* Aim of the exercise *
Look through the records below, and copy out every line that holds the string "médullaires".

* Given data *
** start **
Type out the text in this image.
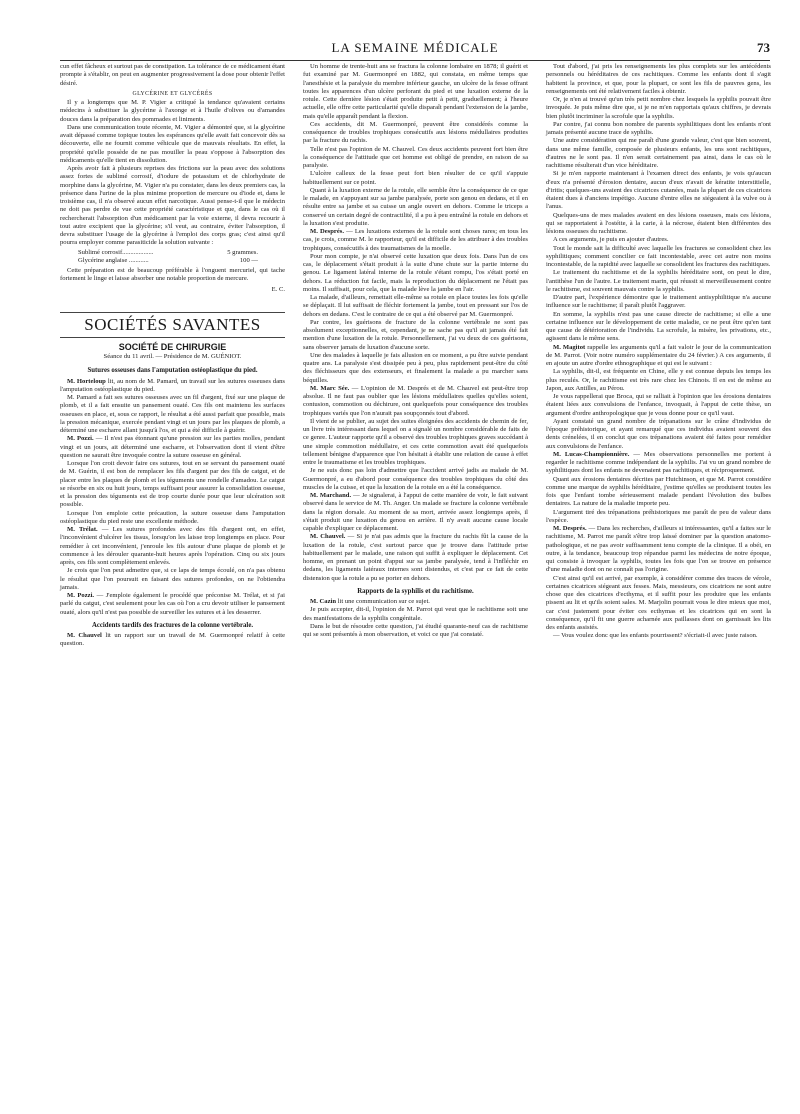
LA SEMAINE MÉDICALE	73

cun effet fâcheux et surtout pas de constipation. La tolérance de ce médicament étant prompte à s'établir, on peut en augmenter progressivement la dose pour obtenir l'effet désiré.

GLYCÉRINE ET GLYCÉRÉS

Il y a longtemps que M. P. Vigier a critiqué la tendance qu'avaient certains médecins à substituer la glycérine à l'axonge et à l'huile d'olives ou d'amandes douces dans la préparation des pommades et liniments.

Dans une communication toute récente, M. Vigier a démontré que, si la glycérine avait dépassé comme topique toutes les espérances qu'elle avait fait concevoir dès sa découverte, elle ne fournit comme véhicule que de mauvais résultats. En effet, la propriété qu'elle possède de ne pas mouiller la peau s'oppose à l'absorption des médicaments qu'elle tient en dissolution.

Après avoir fait à plusieurs reprises des frictions sur la peau avec des solutions assez fortes de sublimé corrosif, d'iodure de potassium et de chlorhydrate de morphine dans la glycérine, M. Vigier n'a pu constater, dans les deux premiers cas, la présence dans l'urine de la plus minime proportion de mercure ou d'iode et, dans le troisième cas, il n'a observé aucun effet narcotique. Aussi pense-t-il que le médecin ne doit pas perdre de vue cette propriété caractéristique et que, dans le cas où il rechercherait l'absorption d'un médicament par la voie externe, il devra recourir à tout autre excipient que la glycérine; s'il veut, au contraire, éviter l'absorption, il devra substituer l'usage de la glycérine à l'emploi des corps gras; c'est ainsi qu'il pourra employer comme parasiticide la solution suivante :

Sublimé corrosif...................	5 grammes.
Glycérine anglaise ............	100 —

Cette préparation est de beaucoup préférable à l'onguent mercuriel, qui tache fortement le linge et laisse absorber une notable proportion de mercure.

E. C.
SOCIÉTÉS SAVANTES
SOCIÉTÉ DE CHIRURGIE
Séance du 11 avril. — Présidence de M. GUÉNIOT.
Sutures osseuses dans l'amputation ostéoplastique du pied.

M. Horteloup lit, au nom de M. Pamard, un travail sur les sutures osseuses dans l'amputation ostéoplastique du pied.

M. Pamard a fait ses sutures osseuses avec un fil d'argent, fixé sur une plaque de plomb, et il a fait ensuite un pansement ouaté. Ces fils ont maintenu les surfaces osseuses en place, et, sous ce rapport, le résultat a été aussi parfait que possible, mais la pression mécanique, exercée pendant vingt et un jours par les plaques de plomb, a déterminé une escharre allant jusqu'à l'os, et qui a été difficile à guérir.

M. Pozzi. — Il n'est pas étonnant qu'une pression sur les parties molles, pendant vingt et un jours, ait déterminé une escharre, et l'observation dont il vient d'être question ne saurait être invoquée contre la suture osseuse en général.

Lorsque l'on croit devoir faire ces sutures, tout en se servant du pansement ouaté de M. Guérin, il est bon de remplacer les fils d'argent par des fils de catgut, et de placer entre les plaques de plomb et les téguments une rondelle d'amadou. Le catgut se résorbe en six ou huit jours, temps suffisant pour assurer la consolidation osseuse, et la pression des téguments est de trop courte durée pour que leur ulcération soit possible.

Lorsque l'on emploie cette précaution, la suture osseuse dans l'amputation ostéoplastique du pied reste une excellente méthode.

M. Trélat. — Les sutures profondes avec des fils d'argent ont, en effet, l'inconvénient d'ulcérer les tissus, lorsqu'on les laisse trop longtemps en place. Pour remédier à cet inconvénient, j'enroule les fils autour d'une plaque de plomb et je commence à les dérouler quarante-huit heures après l'opération. Cinq ou six jours après, ces fils sont complètement enlevés.

Je crois que l'on peut admettre que, si ce laps de temps écoulé, on n'a pas obtenu le résultat que l'on poursuit en faisant des sutures profondes, on ne l'obtiendra jamais.

M. Pozzi. — J'emploie également le procédé que préconise M. Trélat, et si j'ai parlé du catgut, c'est seulement pour les cas où l'on a cru devoir utiliser le pansement ouaté, alors qu'il n'est pas possible de surveiller les sutures et à les desserrer.

Accidents tardifs des fractures de la colonne vertébrale.

M. Chauvel lit un rapport sur un travail de M. Guermonpré relatif à cette question.

Un homme de trente-huit ans se fractura la colonne lombaire en 1878; il guérit et fut examiné par M. Guermonpré en 1882, qui constata, en même temps que l'anesthésie et la paralysie du membre inférieur gauche, un ulcère de la fesse offrant toutes les apparences d'un ulcère perforant du pied et une luxation externe de la rotule. Cette dernière lésion s'était produite petit à petit, graduellement; à l'heure actuelle, elle offre cette particularité qu'elle disparaît pendant l'extension de la jambe, mais qu'elle apparaît pendant la flexion.

Ces accidents, dit M. Guermonpré, peuvent être considérés comme la conséquence de troubles trophiques consécutifs aux lésions médullaires produites par la fracture du rachis.

Telle n'est pas l'opinion de M. Chauvel. Ces deux accidents peuvent fort bien être la conséquence de l'attitude que cet homme est obligé de prendre, en raison de sa paralysie.

L'ulcère calleux de la fesse peut fort bien résulter de ce qu'il s'appuie habituellement sur ce point.

Quant à la luxation externe de la rotule, elle semble être la conséquence de ce que le malade, en s'appuyant sur sa jambe paralysée, porte son genou en dedans, et il en résulte entre sa jambe et sa cuisse un angle ouvert en dehors. Comme le triceps a conservé un certain degré de contractilité, il a pu à peu entraîné la rotule en dehors et la luxation s'est produite.

M. Després. — Les luxations externes de la rotule sont choses rares; en tous les cas, je crois, comme M. le rapporteur, qu'il est difficile de les attribuer à des troubles trophiques, consécutifs à des traumatismes de la moelle.

Pour mon compte, je n'ai observé cette luxation que deux fois. Dans l'un de ces cas, le déplacement s'était produit à la suite d'une chute sur la partie interne du genou. Le ligament latéral interne de la rotule s'étant rompu, l'os s'était porté en dehors. La réduction fut facile, mais la reproduction du déplacement ne l'était pas moins. Il suffisait, pour cela, que la malade lève la jambe en l'air.

La malade, d'ailleurs, remettait elle-même sa rotule en place toutes les fois qu'elle se déplaçait. Il lui suffisait de fléchir fortement la jambe, tout en pressant sur l'os de dehors en dedans. C'est le contraire de ce qui a été observé par M. Guermonpré.

Par contre, les guérisons de fracture de la colonne vertébrale ne sont pas absolument exceptionnelles, et, cependant, je ne sache pas qu'il ait jamais été fait mention d'une luxation de la rotule. Personnellement, j'ai vu deux de ces guérisons, sans observer jamais de luxation d'aucune sorte.

Une des malades à laquelle je fais allusion en ce moment, a pu être suivie pendant quatre ans. La paralysie s'est dissipée peu à peu, plus rapidement peut-être du côté des fléchisseurs que des extenseurs, et finalement la malade a pu marcher sans béquilles.

M. Marc Sée. — L'opinion de M. Després et de M. Chauvel est peut-être trop absolue. Il ne faut pas oublier que les lésions médullaires quelles qu'elles soient, contusion, commotion ou déchirure, ont quelquefois pour conséquence des troubles trophiques variés que l'on n'aurait pas soupçonnés tout d'abord.

Il vient de se publier, au sujet des suites éloignées des accidents de chemin de fer, un livre très intéressant dans lequel on a signalé un nombre considérable de faits de ce genre. L'auteur rapporte qu'il a observé des troubles trophiques graves succédant à une simple commotion médullaire, et ces cette commotion avait été quelquefois tellement bénigne d'apparence que l'on hésitait à établir une relation de cause à effet entre le traumatisme et les troubles trophiques.

Je ne suis donc pas loin d'admettre que l'accident arrivé jadis au malade de M. Guermonpré, a eu d'abord pour conséquence des troubles trophiques du côté des muscles de la cuisse, et que la luxation de la rotule en a été la conséquence.

M. Marchand. — Je signalerai, à l'appui de cette manière de voir, le fait suivant observé dans le service de M. Th. Anger. Un malade se fracture la colonne vertébrale dans la région dorsale. Au moment de sa mort, arrivée assez longtemps après, il s'était produit une luxation du genou en arrière. Il n'y avait aucune cause locale capable d'expliquer ce déplacement.

M. Chauvel. — Si je n'ai pas admis que la fracture du rachis fût la cause de la luxation de la rotule, c'est surtout parce que je trouve dans l'attitude prise habituellement par le malade, une raison qui suffit à expliquer le déplacement. Cet homme, en prenant un point d'appui sur sa jambe paralysée, tend à l'infléchir en dedans, les ligaments latéraux internes sont distendus, et c'est par ce fait de cette distension que la rotule a pu se porter en dehors.

Rapports de la syphilis et du rachitisme.

M. Cazin lit une communication sur ce sujet.

Je puis accepter, dit-il, l'opinion de M. Parrot qui veut que le rachitisme soit une des manifestations de la syphilis congénitale.

Dans le but de résoudre cette question, j'ai étudié quarante-neuf cas de rachitisme qui se sont présentés à mon observation, et voici ce que j'ai constaté.

Tout d'abord, j'ai pris les renseignements les plus complets sur les antécédents personnels ou héréditaires de ces rachitiques. Comme les enfants dont il s'agit habitent la province, et que, pour la plupart, ce sont les fils de pauvres gens, les renseignements ont été relativement faciles à obtenir.

Or, je n'en ai trouvé qu'un très petit nombre chez lesquels la syphilis pouvait être invoquée. Je puis même dire que, si je ne m'en rapportais qu'aux chiffres, je devrais bien plutôt incriminer la scrofule que la syphilis.

Par contre, j'ai connu bon nombre de parents syphilitiques dont les enfants n'ont jamais présenté aucune trace de syphilis.

Une autre considération qui me paraît d'une grande valeur, c'est que bien souvent, dans une même famille, composée de plusieurs enfants, les uns sont rachitiques, d'autres ne le sont pas. Il n'en serait certainement pas ainsi, dans le cas où le rachitisme résulterait d'un vice héréditaire.

Si je m'en rapporte maintenant à l'examen direct des enfants, je vois qu'aucun d'eux n'a présenté d'érosion dentaire, aucun d'eux n'avait de kératite interstitielle, d'iritis; quelques-uns avaient des cicatrices cutanées, mais la plupart de ces cicatrices étaient dues à d'anciens impétigo. Aucune d'entre elles ne siégeaient à la vulve ou à l'anus.

Quelques-uns de mes malades avaient en des lésions osseuses, mais ces lésions, qui se rapportaient à l'ostéite, à la carie, à la nécrose, étaient bien différentes des lésions osseuses du rachitisme.

A ces arguments, je puis en ajouter d'autres.

Tout le monde sait la difficulté avec laquelle les fractures se consolident chez les syphilitiques; comment concilier ce fait incontestable, avec cet autre non moins incontestable, de la rapidité avec laquelle se consolident les fractures des rachitiques.

Le traitement du rachitisme et de la syphilis héréditaire sont, on peut le dire, l'antithèse l'un de l'autre. Le traitement marin, qui réussit si merveilleusement contre le rachitisme, est souvent mauvais contre la syphilis.

D'autre part, l'expérience démontre que le traitement antisyphilitique n'a aucune influence sur le rachitisme; il paraît plutôt l'aggraver.

En somme, la syphilis n'est pas une cause directe de rachitisme; si elle a une certaine influence sur le développement de cette maladie, ce ne peut être qu'en tant que cause de détérioration de l'individu. La scrofule, la misère, les privations, etc., agissent dans le même sens.

M. Magitot rappelle les arguments qu'il a fait valoir le jour de la communication de M. Parrot. (Voir notre numéro supplémentaire du 24 février.) A ces arguments, il en ajoute un autre d'ordre ethnographique et qui est le suivant :

La syphilis, dit-il, est fréquente en Chine, elle y est connue depuis les temps les plus reculés. Or, le rachitisme est très rare chez les Chinois. Il en est de même au Japon, aux Antilles, au Pérou.

Je vous rappellerai que Broca, qui se ralliait à l'opinion que les érosions dentaires étaient liées aux convulsions de l'enfance, invoquait, à l'appui de cette thèse, un argument d'ordre anthropologique que je vous donne pour ce qu'il vaut.

Ayant constaté un grand nombre de trépanations sur le crâne d'individus de l'époque préhistorique, et ayant remarqué que ces individus avaient souvent des dents crénelées, il en conclut que ces trépanations avaient été faites pour remédier aux convulsions de l'enfance.

M. Lucas-Championnière. — Mes observations personnelles me portent à regarder le rachitisme comme indépendant de la syphilis. J'ai vu un grand nombre de syphilitiques dont les enfants ne devenaient pas rachitiques, et réciproquement.

Quant aux érosions dentaires décrites par Hutchinson, et que M. Parrot considère comme une marque de syphilis héréditaire, j'estime qu'elles se produisent toutes les fois que l'enfant tombe sérieusement malade pendant l'évolution des bulbes dentaires. La nature de la maladie importe peu.

L'argument tiré des trépanations préhistoriques me paraît de peu de valeur dans l'espèce.

M. Després. — Dans les recherches, d'ailleurs si intéressantes, qu'il a faites sur le rachitisme, M. Parrot me paraît s'être trop laissé dominer par la question anatomo-pathologique, et ne pas avoir suffisamment tenu compte de la clinique. Il a obéi, en outre, à la tendance, beaucoup trop répandue parmi les médecins de notre époque, qui consiste à invoquer la syphilis, toutes les fois que l'on se trouve en présence d'une maladie dont on ne connaît pas l'origine.

C'est ainsi qu'il est arrivé, par exemple, à considérer comme des traces de vérole, certaines cicatrices siégeant aux fesses. Mais, messieurs, ces cicatrices ne sont autre chose que des cicatrices d'ecthyma, et il suffit pour les produire que les enfants pissent au lit et qu'ils soient sales. M. Marjolin pourrait vous le dire mieux que moi, car c'est justement pour éviter ces ecthymas et les cicatrices qui en sont la conséquence, qu'il fit une guerre acharnée aux paillasses dont on garnissait les lits des enfants assistés.

— Vous voulez donc que les enfants pourrissent? s'écriait-il avec juste raison.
** end **
* Output below *
Ces accidents, dit M. Guermonpré, peuvent être considérés comme la conséquence de troubles trophiques consécutifs aux lésions médullaires produites par la fracture du rachis.
M. Marc Sée. — L'opinion de M. Després et de M. Chauvel est peut-être trop absolue. Il ne faut pas oublier que les lésions médullaires quelles qu'elles soient, contusion, commotion ou déchirure, ont quelquefois pour conséquence des troubles trophiques variés que l'on n'aurait pas soupçonnés tout d'abord.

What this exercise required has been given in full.